STATED PROBLEM> Copy each line of the records that holds the string "https".

EXERCISE DATA>
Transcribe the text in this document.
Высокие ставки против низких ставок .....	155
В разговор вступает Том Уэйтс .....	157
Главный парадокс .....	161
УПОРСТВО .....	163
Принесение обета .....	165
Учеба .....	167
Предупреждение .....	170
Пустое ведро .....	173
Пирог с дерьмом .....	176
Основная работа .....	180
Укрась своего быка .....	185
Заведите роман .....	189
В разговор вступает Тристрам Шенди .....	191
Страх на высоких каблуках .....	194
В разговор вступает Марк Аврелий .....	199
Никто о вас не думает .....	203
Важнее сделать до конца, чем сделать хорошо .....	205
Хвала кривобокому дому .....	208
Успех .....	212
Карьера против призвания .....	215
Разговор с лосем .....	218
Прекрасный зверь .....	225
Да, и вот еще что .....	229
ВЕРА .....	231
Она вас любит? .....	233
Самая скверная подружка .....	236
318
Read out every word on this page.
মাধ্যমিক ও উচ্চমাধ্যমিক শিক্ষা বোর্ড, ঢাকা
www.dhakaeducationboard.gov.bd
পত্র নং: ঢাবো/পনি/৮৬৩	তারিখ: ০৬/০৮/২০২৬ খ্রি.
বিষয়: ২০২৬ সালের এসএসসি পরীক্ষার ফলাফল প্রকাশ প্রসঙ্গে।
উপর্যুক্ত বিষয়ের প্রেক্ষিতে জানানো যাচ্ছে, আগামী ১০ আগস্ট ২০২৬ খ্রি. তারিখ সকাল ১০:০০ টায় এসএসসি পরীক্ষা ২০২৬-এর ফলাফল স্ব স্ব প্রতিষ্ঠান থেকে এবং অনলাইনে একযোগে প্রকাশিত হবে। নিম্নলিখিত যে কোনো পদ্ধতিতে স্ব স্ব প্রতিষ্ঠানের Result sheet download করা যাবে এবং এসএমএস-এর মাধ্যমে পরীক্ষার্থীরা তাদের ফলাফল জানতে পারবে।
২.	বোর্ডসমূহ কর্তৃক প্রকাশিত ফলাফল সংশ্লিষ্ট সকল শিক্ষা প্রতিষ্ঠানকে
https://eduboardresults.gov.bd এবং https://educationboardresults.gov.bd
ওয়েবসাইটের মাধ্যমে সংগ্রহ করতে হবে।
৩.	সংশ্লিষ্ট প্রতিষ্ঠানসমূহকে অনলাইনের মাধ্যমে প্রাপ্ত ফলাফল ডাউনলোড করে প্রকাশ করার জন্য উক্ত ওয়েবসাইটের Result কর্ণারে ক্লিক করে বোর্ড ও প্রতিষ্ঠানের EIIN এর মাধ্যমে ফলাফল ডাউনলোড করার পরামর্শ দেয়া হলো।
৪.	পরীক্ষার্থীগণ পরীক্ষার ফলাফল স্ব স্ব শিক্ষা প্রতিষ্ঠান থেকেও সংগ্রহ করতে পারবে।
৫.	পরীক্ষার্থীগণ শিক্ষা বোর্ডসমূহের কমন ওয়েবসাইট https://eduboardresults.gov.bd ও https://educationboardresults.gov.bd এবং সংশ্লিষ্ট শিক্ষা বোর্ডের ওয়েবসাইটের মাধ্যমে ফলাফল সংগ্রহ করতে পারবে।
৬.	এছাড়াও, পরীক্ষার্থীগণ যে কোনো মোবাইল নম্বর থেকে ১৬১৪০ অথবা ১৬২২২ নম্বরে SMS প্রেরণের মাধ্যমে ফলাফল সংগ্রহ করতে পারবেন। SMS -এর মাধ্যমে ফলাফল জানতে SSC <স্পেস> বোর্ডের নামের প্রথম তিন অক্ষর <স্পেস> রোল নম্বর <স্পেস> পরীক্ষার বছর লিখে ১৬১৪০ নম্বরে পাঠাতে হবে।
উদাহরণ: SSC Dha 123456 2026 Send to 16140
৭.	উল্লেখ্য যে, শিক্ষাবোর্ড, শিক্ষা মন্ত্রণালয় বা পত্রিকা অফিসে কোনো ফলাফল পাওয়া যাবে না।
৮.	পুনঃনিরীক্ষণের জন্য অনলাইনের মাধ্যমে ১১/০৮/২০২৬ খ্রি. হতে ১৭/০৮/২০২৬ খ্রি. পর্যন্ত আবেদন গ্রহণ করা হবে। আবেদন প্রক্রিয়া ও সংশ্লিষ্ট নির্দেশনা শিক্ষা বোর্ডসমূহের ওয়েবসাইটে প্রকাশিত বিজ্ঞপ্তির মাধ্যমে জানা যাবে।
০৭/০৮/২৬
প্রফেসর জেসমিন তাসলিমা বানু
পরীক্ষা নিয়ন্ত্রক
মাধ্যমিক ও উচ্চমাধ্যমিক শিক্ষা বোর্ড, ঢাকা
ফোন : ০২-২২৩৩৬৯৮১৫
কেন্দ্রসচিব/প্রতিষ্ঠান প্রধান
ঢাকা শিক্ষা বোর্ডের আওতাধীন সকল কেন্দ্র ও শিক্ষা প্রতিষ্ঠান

WRITTEN SOLUTION>
https://eduboardresults.gov.bd এবং https://educationboardresults.gov.bd
৫.	পরীক্ষার্থীগণ শিক্ষা বোর্ডসমূহের কমন ওয়েবসাইট https://eduboardresults.gov.bd ও https://educationboardresults.gov.bd এবং সংশ্লিষ্ট শিক্ষা বোর্ডের ওয়েবসাইটের মাধ্যমে ফলাফল সংগ্রহ করতে পারবে।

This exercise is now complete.